Excerpted data:

____

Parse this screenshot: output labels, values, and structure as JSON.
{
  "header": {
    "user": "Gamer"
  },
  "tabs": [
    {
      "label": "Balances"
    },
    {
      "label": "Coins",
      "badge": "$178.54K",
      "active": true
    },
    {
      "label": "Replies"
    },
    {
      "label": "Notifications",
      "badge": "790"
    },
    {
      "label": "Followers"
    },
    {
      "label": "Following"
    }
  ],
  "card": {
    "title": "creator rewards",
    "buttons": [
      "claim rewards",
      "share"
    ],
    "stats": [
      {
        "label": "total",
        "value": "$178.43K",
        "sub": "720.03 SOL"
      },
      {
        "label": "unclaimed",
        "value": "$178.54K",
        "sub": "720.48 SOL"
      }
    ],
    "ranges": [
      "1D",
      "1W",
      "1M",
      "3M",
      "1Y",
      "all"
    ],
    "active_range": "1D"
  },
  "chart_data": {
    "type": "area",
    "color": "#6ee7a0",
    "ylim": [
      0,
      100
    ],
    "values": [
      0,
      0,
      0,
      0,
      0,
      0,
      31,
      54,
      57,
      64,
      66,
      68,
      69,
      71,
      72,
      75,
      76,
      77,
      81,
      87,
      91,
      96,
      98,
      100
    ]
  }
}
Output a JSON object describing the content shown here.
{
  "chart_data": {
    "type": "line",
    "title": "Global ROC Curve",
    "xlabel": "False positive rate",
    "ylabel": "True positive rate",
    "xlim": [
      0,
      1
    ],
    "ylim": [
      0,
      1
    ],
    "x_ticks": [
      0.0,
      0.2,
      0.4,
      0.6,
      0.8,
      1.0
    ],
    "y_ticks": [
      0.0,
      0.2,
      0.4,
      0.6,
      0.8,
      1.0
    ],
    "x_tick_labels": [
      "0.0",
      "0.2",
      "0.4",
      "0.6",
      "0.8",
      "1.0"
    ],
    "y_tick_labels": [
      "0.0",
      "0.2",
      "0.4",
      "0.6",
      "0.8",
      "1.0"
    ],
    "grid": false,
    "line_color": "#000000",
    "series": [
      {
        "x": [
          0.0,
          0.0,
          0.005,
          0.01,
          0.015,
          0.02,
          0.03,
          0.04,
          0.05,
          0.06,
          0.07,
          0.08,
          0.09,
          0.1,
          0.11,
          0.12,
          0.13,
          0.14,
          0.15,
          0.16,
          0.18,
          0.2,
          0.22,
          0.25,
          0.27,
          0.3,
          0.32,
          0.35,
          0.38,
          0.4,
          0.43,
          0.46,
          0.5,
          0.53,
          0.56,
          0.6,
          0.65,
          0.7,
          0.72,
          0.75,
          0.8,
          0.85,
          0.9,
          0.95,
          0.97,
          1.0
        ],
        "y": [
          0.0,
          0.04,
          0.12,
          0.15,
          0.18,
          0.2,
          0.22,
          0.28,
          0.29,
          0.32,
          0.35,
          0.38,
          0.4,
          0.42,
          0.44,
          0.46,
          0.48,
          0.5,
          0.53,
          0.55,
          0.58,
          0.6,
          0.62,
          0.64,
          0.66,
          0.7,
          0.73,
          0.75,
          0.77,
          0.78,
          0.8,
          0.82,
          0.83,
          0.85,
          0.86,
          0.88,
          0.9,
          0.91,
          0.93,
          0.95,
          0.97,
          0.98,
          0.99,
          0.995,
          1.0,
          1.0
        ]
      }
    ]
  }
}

____

Problem:
Scan the material above. Copy each line that holds the word "positive".

The output:
    "xlabel": "False positive rate",
    "ylabel": "True positive rate",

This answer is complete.